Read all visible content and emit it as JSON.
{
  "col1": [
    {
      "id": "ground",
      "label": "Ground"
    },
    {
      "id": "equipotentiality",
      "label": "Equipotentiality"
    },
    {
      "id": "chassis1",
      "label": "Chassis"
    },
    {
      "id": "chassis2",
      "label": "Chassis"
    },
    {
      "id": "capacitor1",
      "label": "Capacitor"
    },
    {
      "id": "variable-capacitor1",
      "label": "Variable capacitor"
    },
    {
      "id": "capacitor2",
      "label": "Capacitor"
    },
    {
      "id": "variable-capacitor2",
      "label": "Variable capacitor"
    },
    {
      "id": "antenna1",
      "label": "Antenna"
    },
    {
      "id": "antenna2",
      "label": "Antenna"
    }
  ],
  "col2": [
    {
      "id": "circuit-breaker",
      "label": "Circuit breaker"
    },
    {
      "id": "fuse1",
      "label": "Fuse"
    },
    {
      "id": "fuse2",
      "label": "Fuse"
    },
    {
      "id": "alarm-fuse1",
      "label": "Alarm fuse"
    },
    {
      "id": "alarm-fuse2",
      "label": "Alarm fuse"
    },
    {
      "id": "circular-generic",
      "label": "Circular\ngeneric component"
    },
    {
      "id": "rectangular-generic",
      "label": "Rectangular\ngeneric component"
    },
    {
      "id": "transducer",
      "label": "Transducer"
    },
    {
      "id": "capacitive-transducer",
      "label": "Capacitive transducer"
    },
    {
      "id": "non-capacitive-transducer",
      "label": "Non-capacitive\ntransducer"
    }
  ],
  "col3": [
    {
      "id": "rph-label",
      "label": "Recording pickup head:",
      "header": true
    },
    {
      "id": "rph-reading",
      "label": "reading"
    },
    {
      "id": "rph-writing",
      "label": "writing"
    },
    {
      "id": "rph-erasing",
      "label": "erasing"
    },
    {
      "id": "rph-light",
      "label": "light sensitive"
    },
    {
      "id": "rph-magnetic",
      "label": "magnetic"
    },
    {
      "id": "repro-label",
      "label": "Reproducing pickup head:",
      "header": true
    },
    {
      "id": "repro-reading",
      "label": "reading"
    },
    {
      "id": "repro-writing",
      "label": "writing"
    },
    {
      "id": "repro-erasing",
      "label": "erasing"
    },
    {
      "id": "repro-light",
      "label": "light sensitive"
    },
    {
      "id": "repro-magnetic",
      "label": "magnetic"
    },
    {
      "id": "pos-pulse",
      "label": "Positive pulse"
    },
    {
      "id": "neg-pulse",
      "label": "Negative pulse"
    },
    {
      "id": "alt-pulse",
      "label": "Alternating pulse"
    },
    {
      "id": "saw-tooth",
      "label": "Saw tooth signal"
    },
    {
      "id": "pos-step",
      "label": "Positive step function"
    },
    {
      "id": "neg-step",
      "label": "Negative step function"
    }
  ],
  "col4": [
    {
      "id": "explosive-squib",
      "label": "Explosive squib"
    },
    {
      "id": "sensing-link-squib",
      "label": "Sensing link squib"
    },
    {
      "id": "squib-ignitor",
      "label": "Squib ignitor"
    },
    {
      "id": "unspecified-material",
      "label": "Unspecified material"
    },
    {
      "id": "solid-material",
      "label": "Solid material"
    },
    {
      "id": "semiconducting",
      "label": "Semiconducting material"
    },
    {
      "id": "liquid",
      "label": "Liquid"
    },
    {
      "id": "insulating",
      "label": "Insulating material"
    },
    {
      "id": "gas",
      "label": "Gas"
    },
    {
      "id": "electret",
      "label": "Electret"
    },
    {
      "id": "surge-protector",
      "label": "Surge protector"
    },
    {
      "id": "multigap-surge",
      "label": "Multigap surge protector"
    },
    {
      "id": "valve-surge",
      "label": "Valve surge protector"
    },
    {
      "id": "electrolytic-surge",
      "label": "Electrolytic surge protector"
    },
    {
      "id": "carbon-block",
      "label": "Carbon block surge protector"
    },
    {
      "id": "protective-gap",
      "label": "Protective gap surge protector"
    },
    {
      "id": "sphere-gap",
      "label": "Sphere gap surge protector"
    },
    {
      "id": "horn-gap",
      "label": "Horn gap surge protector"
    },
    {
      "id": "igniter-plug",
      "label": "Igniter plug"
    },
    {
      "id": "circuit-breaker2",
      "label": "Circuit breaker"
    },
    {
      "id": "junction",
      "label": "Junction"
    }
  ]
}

——————

### Task prompt
Restate the data above exactly, keeping each word as it stands.

### Answer to the problem
Read all visible content and emit it as JSON.
{
  "col1": [
    {
      "id": "ground",
      "label": "Ground"
    },
    {
      "id": "equipotentiality",
      "label": "Equipotentiality"
    },
    {
      "id": "chassis1",
      "label": "Chassis"
    },
    {
      "id": "chassis2",
      "label": "Chassis"
    },
    {
      "id": "capacitor1",
      "label": "Capacitor"
    },
    {
      "id": "variable-capacitor1",
      "label": "Variable capacitor"
    },
    {
      "id": "capacitor2",
      "label": "Capacitor"
    },
    {
      "id": "variable-capacitor2",
      "label": "Variable capacitor"
    },
    {
      "id": "antenna1",
      "label": "Antenna"
    },
    {
      "id": "antenna2",
      "label": "Antenna"
    }
  ],
  "col2": [
    {
      "id": "circuit-breaker",
      "label": "Circuit breaker"
    },
    {
      "id": "fuse1",
      "label": "Fuse"
    },
    {
      "id": "fuse2",
      "label": "Fuse"
    },
    {
      "id": "alarm-fuse1",
      "label": "Alarm fuse"
    },
    {
      "id": "alarm-fuse2",
      "label": "Alarm fuse"
    },
    {
      "id": "circular-generic",
      "label": "Circular\ngeneric component"
    },
    {
      "id": "rectangular-generic",
      "label": "Rectangular\ngeneric component"
    },
    {
      "id": "transducer",
      "label": "Transducer"
    },
    {
      "id": "capacitive-transducer",
      "label": "Capacitive transducer"
    },
    {
      "id": "non-capacitive-transducer",
      "label": "Non-capacitive\ntransducer"
    }
  ],
  "col3": [
    {
      "id": "rph-label",
      "label": "Recording pickup head:",
      "header": true
    },
    {
      "id": "rph-reading",
      "label": "reading"
    },
    {
      "id": "rph-writing",
      "label": "writing"
    },
    {
      "id": "rph-erasing",
      "label": "erasing"
    },
    {
      "id": "rph-light",
      "label": "light sensitive"
    },
    {
      "id": "rph-magnetic",
      "label": "magnetic"
    },
    {
      "id": "repro-label",
      "label": "Reproducing pickup head:",
      "header": true
    },
    {
      "id": "repro-reading",
      "label": "reading"
    },
    {
      "id": "repro-writing",
      "label": "writing"
    },
    {
      "id": "repro-erasing",
      "label": "erasing"
    },
    {
      "id": "repro-light",
      "label": "light sensitive"
    },
    {
      "id": "repro-magnetic",
      "label": "magnetic"
    },
    {
      "id": "pos-pulse",
      "label": "Positive pulse"
    },
    {
      "id": "neg-pulse",
      "label": "Negative pulse"
    },
    {
      "id": "alt-pulse",
      "label": "Alternating pulse"
    },
    {
      "id": "saw-tooth",
      "label": "Saw tooth signal"
    },
    {
      "id": "pos-step",
      "label": "Positive step function"
    },
    {
      "id": "neg-step",
      "label": "Negative step function"
    }
  ],
  "col4": [
    {
      "id": "explosive-squib",
      "label": "Explosive squib"
    },
    {
      "id": "sensing-link-squib",
      "label": "Sensing link squib"
    },
    {
      "id": "squib-ignitor",
      "label": "Squib ignitor"
    },
    {
      "id": "unspecified-material",
      "label": "Unspecified material"
    },
    {
      "id": "solid-material",
      "label": "Solid material"
    },
    {
      "id": "semiconducting",
      "label": "Semiconducting material"
    },
    {
      "id": "liquid",
      "label": "Liquid"
    },
    {
      "id": "insulating",
      "label": "Insulating material"
    },
    {
      "id": "gas",
      "label": "Gas"
    },
    {
      "id": "electret",
      "label": "Electret"
    },
    {
      "id": "surge-protector",
      "label": "Surge protector"
    },
    {
      "id": "multigap-surge",
      "label": "Multigap surge protector"
    },
    {
      "id": "valve-surge",
      "label": "Valve surge protector"
    },
    {
      "id": "electrolytic-surge",
      "label": "Electrolytic surge protector"
    },
    {
      "id": "carbon-block",
      "label": "Carbon block surge protector"
    },
    {
      "id": "protective-gap",
      "label": "Protective gap surge protector"
    },
    {
      "id": "sphere-gap",
      "label": "Sphere gap surge protector"
    },
    {
      "id": "horn-gap",
      "label": "Horn gap surge protector"
    },
    {
      "id": "igniter-plug",
      "label": "Igniter plug"
    },
    {
      "id": "circuit-breaker2",
      "label": "Circuit breaker"
    },
    {
      "id": "junction",
      "label": "Junction"
    }
  ]
}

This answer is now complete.